▶ [What this task involves]
Give back the entire listing verbatim.

▶ [Data excerpts]
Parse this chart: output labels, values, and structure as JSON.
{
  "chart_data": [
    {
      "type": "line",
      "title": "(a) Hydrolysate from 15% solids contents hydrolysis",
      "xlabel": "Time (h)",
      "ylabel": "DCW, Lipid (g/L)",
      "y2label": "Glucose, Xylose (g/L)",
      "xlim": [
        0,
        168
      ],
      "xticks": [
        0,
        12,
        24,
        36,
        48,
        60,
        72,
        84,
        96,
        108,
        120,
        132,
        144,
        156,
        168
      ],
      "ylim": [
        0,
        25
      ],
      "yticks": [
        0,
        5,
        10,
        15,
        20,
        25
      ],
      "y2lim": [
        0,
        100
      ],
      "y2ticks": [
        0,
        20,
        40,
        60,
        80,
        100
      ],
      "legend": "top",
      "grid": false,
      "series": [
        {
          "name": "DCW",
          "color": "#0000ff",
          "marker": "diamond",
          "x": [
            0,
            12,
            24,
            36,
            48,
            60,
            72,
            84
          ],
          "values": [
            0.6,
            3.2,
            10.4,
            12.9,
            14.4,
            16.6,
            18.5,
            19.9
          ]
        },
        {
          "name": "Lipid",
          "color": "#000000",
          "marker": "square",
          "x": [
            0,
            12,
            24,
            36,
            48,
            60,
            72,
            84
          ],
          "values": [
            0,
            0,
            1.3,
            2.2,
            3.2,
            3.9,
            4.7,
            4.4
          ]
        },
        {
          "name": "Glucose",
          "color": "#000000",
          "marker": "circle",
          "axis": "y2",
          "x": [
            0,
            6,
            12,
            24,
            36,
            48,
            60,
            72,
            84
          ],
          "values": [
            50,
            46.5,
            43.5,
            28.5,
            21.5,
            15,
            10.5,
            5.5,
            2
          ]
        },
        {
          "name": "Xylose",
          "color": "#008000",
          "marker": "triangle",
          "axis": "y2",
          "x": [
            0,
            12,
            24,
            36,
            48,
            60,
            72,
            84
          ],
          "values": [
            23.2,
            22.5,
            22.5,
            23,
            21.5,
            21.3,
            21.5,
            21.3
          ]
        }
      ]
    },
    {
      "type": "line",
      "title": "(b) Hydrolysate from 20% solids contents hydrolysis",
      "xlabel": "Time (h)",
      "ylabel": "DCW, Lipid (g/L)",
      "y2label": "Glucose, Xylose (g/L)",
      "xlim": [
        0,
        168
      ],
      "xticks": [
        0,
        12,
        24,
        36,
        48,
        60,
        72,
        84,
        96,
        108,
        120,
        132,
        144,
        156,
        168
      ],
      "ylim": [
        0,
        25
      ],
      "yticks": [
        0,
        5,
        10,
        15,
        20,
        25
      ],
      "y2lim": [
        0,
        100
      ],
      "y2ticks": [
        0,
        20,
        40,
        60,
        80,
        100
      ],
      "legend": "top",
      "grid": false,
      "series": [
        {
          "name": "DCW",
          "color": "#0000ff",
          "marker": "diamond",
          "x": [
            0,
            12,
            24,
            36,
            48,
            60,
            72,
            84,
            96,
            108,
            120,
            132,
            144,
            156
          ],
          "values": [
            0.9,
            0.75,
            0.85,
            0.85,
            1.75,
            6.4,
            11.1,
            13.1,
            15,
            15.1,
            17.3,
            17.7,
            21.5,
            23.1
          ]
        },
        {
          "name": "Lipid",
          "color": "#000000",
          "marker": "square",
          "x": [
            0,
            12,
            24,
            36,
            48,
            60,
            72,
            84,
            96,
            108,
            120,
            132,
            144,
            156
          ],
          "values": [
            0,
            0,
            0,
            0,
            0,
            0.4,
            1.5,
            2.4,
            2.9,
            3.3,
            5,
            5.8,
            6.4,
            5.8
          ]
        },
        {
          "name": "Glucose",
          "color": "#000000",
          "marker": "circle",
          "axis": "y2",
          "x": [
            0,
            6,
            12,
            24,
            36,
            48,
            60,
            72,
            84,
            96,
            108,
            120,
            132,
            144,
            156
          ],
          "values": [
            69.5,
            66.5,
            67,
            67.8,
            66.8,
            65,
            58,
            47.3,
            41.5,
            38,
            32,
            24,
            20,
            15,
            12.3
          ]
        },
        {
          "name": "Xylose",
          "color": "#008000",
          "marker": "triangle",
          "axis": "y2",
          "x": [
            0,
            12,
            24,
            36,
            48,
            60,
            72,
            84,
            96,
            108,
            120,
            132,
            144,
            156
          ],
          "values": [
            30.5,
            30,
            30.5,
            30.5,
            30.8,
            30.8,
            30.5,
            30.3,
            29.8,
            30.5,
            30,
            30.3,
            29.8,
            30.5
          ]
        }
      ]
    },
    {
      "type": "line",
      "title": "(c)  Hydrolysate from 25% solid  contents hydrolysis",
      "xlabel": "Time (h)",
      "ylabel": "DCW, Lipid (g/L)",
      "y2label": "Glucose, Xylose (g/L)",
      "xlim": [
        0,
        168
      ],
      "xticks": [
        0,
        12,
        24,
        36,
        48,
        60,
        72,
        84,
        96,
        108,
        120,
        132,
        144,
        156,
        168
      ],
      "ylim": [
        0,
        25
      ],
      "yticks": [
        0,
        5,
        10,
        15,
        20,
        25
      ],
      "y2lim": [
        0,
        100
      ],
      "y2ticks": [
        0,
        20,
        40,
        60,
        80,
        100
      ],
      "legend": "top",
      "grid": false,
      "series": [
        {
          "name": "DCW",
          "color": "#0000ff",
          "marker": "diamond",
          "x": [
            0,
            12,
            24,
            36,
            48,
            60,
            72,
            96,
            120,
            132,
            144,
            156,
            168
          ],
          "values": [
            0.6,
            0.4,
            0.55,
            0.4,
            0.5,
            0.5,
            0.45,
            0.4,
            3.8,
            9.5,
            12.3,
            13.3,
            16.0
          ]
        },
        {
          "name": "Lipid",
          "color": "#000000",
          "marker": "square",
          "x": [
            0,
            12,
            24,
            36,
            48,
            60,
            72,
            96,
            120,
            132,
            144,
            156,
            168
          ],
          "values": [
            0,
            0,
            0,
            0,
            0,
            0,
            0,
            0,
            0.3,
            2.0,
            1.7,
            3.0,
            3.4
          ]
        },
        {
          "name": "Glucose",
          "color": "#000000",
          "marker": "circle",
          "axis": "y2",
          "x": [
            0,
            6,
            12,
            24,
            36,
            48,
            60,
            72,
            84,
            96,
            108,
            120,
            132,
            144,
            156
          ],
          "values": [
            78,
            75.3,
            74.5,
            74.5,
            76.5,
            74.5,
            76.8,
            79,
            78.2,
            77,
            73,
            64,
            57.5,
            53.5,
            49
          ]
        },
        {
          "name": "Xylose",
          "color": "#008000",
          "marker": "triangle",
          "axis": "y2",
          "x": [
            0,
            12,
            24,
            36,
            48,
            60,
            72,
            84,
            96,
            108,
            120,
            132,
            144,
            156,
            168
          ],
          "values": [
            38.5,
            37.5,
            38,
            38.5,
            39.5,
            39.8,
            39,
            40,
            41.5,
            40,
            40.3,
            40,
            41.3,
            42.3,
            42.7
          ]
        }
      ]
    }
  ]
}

▶ [Response below]
Parse this chart: output labels, values, and structure as JSON.
{
  "chart_data": [
    {
      "type": "line",
      "title": "(a) Hydrolysate from 15% solids contents hydrolysis",
      "xlabel": "Time (h)",
      "ylabel": "DCW, Lipid (g/L)",
      "y2label": "Glucose, Xylose (g/L)",
      "xlim": [
        0,
        168
      ],
      "xticks": [
        0,
        12,
        24,
        36,
        48,
        60,
        72,
        84,
        96,
        108,
        120,
        132,
        144,
        156,
        168
      ],
      "ylim": [
        0,
        25
      ],
      "yticks": [
        0,
        5,
        10,
        15,
        20,
        25
      ],
      "y2lim": [
        0,
        100
      ],
      "y2ticks": [
        0,
        20,
        40,
        60,
        80,
        100
      ],
      "legend": "top",
      "grid": false,
      "series": [
        {
          "name": "DCW",
          "color": "#0000ff",
          "marker": "diamond",
          "x": [
            0,
            12,
            24,
            36,
            48,
            60,
            72,
            84
          ],
          "values": [
            0.6,
            3.2,
            10.4,
            12.9,
            14.4,
            16.6,
            18.5,
            19.9
          ]
        },
        {
          "name": "Lipid",
          "color": "#000000",
          "marker": "square",
          "x": [
            0,
            12,
            24,
            36,
            48,
            60,
            72,
            84
          ],
          "values": [
            0,
            0,
            1.3,
            2.2,
            3.2,
            3.9,
            4.7,
            4.4
          ]
        },
        {
          "name": "Glucose",
          "color": "#000000",
          "marker": "circle",
          "axis": "y2",
          "x": [
            0,
            6,
            12,
            24,
            36,
            48,
            60,
            72,
            84
          ],
          "values": [
            50,
            46.5,
            43.5,
            28.5,
            21.5,
            15,
            10.5,
            5.5,
            2
          ]
        },
        {
          "name": "Xylose",
          "color": "#008000",
          "marker": "triangle",
          "axis": "y2",
          "x": [
            0,
            12,
            24,
            36,
            48,
            60,
            72,
            84
          ],
          "values": [
            23.2,
            22.5,
            22.5,
            23,
            21.5,
            21.3,
            21.5,
            21.3
          ]
        }
      ]
    },
    {
      "type": "line",
      "title": "(b) Hydrolysate from 20% solids contents hydrolysis",
      "xlabel": "Time (h)",
      "ylabel": "DCW, Lipid (g/L)",
      "y2label": "Glucose, Xylose (g/L)",
      "xlim": [
        0,
        168
      ],
      "xticks": [
        0,
        12,
        24,
        36,
        48,
        60,
        72,
        84,
        96,
        108,
        120,
        132,
        144,
        156,
        168
      ],
      "ylim": [
        0,
        25
      ],
      "yticks": [
        0,
        5,
        10,
        15,
        20,
        25
      ],
      "y2lim": [
        0,
        100
      ],
      "y2ticks": [
        0,
        20,
        40,
        60,
        80,
        100
      ],
      "legend": "top",
      "grid": false,
      "series": [
        {
          "name": "DCW",
          "color": "#0000ff",
          "marker": "diamond",
          "x": [
            0,
            12,
            24,
            36,
            48,
            60,
            72,
            84,
            96,
            108,
            120,
            132,
            144,
            156
          ],
          "values": [
            0.9,
            0.75,
            0.85,
            0.85,
            1.75,
            6.4,
            11.1,
            13.1,
            15,
            15.1,
            17.3,
            17.7,
            21.5,
            23.1
          ]
        },
        {
          "name": "Lipid",
          "color": "#000000",
          "marker": "square",
          "x": [
            0,
            12,
            24,
            36,
            48,
            60,
            72,
            84,
            96,
            108,
            120,
            132,
            144,
            156
          ],
          "values": [
            0,
            0,
            0,
            0,
            0,
            0.4,
            1.5,
            2.4,
            2.9,
            3.3,
            5,
            5.8,
            6.4,
            5.8
          ]
        },
        {
          "name": "Glucose",
          "color": "#000000",
          "marker": "circle",
          "axis": "y2",
          "x": [
            0,
            6,
            12,
            24,
            36,
            48,
            60,
            72,
            84,
            96,
            108,
            120,
            132,
            144,
            156
          ],
          "values": [
            69.5,
            66.5,
            67,
            67.8,
            66.8,
            65,
            58,
            47.3,
            41.5,
            38,
            32,
            24,
            20,
            15,
            12.3
          ]
        },
        {
          "name": "Xylose",
          "color": "#008000",
          "marker": "triangle",
          "axis": "y2",
          "x": [
            0,
            12,
            24,
            36,
            48,
            60,
            72,
            84,
            96,
            108,
            120,
            132,
            144,
            156
          ],
          "values": [
            30.5,
            30,
            30.5,
            30.5,
            30.8,
            30.8,
            30.5,
            30.3,
            29.8,
            30.5,
            30,
            30.3,
            29.8,
            30.5
          ]
        }
      ]
    },
    {
      "type": "line",
      "title": "(c)  Hydrolysate from 25% solid  contents hydrolysis",
      "xlabel": "Time (h)",
      "ylabel": "DCW, Lipid (g/L)",
      "y2label": "Glucose, Xylose (g/L)",
      "xlim": [
        0,
        168
      ],
      "xticks": [
        0,
        12,
        24,
        36,
        48,
        60,
        72,
        84,
        96,
        108,
        120,
        132,
        144,
        156,
        168
      ],
      "ylim": [
        0,
        25
      ],
      "yticks": [
        0,
        5,
        10,
        15,
        20,
        25
      ],
      "y2lim": [
        0,
        100
      ],
      "y2ticks": [
        0,
        20,
        40,
        60,
        80,
        100
      ],
      "legend": "top",
      "grid": false,
      "series": [
        {
          "name": "DCW",
          "color": "#0000ff",
          "marker": "diamond",
          "x": [
            0,
            12,
            24,
            36,
            48,
            60,
            72,
            96,
            120,
            132,
            144,
            156,
            168
          ],
          "values": [
            0.6,
            0.4,
            0.55,
            0.4,
            0.5,
            0.5,
            0.45,
            0.4,
            3.8,
            9.5,
            12.3,
            13.3,
            16.0
          ]
        },
        {
          "name": "Lipid",
          "color": "#000000",
          "marker": "square",
          "x": [
            0,
            12,
            24,
            36,
            48,
            60,
            72,
            96,
            120,
            132,
            144,
            156,
            168
          ],
          "values": [
            0,
            0,
            0,
            0,
            0,
            0,
            0,
            0,
            0.3,
            2.0,
            1.7,
            3.0,
            3.4
          ]
        },
        {
          "name": "Glucose",
          "color": "#000000",
          "marker": "circle",
          "axis": "y2",
          "x": [
            0,
            6,
            12,
            24,
            36,
            48,
            60,
            72,
            84,
            96,
            108,
            120,
            132,
            144,
            156
          ],
          "values": [
            78,
            75.3,
            74.5,
            74.5,
            76.5,
            74.5,
            76.8,
            79,
            78.2,
            77,
            73,
            64,
            57.5,
            53.5,
            49
          ]
        },
        {
          "name": "Xylose",
          "color": "#008000",
          "marker": "triangle",
          "axis": "y2",
          "x": [
            0,
            12,
            24,
            36,
            48,
            60,
            72,
            84,
            96,
            108,
            120,
            132,
            144,
            156,
            168
          ],
          "values": [
            38.5,
            37.5,
            38,
            38.5,
            39.5,
            39.8,
            39,
            40,
            41.5,
            40,
            40.3,
            40,
            41.3,
            42.3,
            42.7
          ]
        }
      ]
    }
  ]
}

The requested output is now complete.